**What to work on**
Filter the data for lines with the word "from", then copy every line so identified.

##### Data for this task #####

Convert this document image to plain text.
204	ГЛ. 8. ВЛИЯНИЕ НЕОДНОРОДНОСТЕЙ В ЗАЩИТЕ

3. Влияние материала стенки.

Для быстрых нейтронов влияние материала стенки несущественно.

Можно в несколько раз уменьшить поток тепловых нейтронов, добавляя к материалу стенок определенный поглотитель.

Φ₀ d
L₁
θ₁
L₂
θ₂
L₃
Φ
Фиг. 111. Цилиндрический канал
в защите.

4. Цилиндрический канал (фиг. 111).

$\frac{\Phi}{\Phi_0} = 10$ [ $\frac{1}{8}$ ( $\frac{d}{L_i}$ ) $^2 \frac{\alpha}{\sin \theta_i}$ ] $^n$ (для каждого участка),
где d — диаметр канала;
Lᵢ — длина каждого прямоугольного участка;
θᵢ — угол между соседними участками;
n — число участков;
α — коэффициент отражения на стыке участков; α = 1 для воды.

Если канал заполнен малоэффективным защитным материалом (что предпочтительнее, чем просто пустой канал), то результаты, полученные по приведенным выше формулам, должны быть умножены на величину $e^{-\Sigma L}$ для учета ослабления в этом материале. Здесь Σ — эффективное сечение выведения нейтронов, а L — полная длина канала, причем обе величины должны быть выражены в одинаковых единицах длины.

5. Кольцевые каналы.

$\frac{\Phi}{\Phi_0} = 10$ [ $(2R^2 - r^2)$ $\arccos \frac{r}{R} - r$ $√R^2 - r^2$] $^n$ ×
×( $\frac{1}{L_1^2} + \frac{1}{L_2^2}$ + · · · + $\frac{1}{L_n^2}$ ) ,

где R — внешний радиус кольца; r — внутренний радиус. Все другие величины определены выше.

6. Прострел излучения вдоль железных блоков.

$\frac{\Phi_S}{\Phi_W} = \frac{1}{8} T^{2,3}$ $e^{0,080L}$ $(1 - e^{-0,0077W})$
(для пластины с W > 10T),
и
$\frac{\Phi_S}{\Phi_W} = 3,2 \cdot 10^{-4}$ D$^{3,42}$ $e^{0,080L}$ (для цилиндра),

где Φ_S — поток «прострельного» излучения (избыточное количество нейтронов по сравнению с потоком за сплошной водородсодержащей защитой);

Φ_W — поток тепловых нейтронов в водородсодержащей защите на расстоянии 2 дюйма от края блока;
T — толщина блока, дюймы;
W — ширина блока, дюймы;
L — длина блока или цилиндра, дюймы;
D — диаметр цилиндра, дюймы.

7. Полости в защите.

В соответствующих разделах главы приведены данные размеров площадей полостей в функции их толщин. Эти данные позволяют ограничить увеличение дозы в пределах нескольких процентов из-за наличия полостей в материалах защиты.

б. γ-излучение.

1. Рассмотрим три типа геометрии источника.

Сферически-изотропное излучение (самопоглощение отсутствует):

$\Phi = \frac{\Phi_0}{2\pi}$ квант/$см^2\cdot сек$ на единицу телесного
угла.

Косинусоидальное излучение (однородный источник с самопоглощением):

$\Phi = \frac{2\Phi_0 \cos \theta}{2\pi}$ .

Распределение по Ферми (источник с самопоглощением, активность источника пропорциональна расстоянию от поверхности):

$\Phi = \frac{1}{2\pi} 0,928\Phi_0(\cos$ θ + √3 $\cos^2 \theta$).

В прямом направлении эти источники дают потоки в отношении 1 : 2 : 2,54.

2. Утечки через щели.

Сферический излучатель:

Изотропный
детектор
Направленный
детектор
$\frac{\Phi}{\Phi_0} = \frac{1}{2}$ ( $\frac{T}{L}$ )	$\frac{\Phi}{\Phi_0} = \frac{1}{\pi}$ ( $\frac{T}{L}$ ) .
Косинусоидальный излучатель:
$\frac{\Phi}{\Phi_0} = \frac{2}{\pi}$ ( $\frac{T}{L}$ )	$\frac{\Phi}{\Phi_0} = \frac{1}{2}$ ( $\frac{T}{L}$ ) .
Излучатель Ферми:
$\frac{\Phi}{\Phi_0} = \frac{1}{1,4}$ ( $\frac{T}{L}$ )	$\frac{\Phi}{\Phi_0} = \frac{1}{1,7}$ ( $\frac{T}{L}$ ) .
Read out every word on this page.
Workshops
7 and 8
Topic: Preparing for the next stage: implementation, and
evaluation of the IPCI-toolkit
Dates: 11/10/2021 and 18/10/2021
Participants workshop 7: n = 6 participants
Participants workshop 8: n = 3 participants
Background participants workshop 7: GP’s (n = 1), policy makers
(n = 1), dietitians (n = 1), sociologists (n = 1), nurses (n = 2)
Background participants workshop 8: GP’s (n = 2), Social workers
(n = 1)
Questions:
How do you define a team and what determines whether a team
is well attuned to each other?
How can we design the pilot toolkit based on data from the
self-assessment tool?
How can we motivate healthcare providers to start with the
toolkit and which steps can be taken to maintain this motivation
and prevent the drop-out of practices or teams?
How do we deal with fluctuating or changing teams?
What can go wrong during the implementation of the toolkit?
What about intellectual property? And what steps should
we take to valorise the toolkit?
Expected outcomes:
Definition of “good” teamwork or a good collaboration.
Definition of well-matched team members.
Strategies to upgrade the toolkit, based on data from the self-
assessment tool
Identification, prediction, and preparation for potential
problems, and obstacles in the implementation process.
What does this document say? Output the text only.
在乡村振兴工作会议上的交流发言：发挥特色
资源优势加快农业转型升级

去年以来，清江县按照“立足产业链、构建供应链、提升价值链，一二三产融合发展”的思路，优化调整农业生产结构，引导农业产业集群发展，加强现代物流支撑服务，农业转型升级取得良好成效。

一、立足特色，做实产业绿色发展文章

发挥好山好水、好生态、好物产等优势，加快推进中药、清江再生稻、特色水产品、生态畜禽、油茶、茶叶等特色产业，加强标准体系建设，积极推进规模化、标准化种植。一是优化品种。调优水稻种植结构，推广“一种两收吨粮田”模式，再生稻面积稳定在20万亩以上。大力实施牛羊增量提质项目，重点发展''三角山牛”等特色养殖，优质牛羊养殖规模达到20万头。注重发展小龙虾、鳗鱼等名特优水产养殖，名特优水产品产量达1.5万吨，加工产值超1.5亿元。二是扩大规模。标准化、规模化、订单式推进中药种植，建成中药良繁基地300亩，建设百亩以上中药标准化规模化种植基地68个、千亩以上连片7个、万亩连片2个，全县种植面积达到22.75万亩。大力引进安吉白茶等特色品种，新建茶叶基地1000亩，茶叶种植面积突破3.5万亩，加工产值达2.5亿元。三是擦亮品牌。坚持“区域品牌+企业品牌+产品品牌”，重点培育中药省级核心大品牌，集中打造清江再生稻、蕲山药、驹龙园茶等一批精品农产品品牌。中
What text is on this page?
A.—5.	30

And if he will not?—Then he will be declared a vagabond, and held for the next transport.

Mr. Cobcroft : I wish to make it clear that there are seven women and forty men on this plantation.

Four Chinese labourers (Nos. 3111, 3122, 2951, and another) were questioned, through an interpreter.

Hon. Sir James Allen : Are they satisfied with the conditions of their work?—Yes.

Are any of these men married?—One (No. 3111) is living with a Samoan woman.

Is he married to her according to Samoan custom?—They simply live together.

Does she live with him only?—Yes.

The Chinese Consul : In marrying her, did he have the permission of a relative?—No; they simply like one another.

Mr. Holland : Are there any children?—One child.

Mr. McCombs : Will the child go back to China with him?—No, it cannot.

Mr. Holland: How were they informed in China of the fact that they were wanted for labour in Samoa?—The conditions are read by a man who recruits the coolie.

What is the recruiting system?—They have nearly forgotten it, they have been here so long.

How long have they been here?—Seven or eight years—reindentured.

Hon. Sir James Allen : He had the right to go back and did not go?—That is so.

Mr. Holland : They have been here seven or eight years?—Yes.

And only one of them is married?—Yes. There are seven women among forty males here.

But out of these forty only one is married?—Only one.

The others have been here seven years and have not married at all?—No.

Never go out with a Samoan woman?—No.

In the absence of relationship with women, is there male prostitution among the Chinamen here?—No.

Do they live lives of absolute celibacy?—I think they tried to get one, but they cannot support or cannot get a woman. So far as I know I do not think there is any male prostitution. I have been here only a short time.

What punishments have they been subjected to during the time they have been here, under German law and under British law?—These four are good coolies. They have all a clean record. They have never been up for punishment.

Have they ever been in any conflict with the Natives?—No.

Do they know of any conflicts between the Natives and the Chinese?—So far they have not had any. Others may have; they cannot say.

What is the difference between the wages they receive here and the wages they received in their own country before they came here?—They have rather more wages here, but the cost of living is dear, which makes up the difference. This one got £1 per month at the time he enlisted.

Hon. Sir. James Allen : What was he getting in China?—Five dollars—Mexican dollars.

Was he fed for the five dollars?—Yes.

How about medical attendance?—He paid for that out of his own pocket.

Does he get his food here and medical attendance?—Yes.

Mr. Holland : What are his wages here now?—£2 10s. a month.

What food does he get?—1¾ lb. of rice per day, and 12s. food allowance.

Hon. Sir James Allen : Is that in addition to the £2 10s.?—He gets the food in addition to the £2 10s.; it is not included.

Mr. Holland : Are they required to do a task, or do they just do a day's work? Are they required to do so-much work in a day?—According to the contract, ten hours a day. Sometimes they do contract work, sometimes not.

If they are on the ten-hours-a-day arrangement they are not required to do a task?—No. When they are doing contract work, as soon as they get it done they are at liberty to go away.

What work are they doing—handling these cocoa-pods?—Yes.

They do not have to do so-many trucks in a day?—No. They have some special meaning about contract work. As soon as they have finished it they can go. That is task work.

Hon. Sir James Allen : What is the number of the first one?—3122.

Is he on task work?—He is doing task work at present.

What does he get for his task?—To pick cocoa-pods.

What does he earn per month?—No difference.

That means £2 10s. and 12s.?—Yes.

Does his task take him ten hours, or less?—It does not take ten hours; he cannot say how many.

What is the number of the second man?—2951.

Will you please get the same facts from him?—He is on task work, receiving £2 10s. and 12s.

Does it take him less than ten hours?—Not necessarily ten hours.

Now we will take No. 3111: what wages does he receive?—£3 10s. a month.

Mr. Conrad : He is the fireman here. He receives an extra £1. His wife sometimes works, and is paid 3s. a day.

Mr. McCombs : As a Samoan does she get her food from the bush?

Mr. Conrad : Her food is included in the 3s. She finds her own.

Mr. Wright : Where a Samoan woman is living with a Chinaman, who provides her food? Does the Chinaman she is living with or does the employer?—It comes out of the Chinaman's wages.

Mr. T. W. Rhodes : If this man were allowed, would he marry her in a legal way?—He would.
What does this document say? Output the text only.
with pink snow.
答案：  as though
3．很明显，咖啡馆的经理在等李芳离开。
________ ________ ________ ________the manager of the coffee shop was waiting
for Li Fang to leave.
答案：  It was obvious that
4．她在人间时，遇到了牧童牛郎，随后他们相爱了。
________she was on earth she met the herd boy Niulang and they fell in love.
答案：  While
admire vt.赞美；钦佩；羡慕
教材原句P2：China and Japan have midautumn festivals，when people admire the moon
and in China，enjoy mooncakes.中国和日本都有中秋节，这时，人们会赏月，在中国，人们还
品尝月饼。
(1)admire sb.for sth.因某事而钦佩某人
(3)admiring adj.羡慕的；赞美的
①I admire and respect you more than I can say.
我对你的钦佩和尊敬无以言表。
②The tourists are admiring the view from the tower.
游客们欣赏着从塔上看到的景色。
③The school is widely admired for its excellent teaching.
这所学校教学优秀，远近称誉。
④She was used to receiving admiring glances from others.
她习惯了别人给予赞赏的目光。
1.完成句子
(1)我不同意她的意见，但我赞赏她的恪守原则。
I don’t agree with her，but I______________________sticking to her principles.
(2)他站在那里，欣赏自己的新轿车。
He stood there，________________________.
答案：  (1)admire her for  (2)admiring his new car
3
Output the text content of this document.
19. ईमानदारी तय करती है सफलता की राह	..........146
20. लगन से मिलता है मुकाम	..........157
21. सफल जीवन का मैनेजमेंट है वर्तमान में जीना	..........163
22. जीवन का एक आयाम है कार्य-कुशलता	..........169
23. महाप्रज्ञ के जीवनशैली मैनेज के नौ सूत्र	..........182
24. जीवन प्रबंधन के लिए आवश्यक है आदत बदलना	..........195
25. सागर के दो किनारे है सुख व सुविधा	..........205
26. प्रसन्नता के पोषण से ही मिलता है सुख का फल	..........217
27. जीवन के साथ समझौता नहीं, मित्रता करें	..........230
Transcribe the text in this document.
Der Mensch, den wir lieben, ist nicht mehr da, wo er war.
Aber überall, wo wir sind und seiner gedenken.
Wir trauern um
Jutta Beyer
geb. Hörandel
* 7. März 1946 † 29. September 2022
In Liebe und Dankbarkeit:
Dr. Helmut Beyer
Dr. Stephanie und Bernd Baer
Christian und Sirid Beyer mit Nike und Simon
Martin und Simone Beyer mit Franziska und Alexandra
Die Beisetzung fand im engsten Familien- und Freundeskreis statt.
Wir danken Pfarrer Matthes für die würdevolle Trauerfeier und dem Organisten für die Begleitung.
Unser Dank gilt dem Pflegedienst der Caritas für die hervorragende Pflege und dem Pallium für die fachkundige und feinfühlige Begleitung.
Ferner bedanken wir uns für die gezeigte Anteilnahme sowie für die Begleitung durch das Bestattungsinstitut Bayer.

#####

**Final answer**
How can we design the pilot toolkit based on data from the
Strategies to upgrade the toolkit, based on data from the self-
Will you please get the same facts from him?—He is on task work, receiving £2 10s. and 12s.
Mr. McCombs : As a Samoan does she get her food from the bush?
②The tourists are admiring the view from the tower.
④She was used to receiving admiring glances from others.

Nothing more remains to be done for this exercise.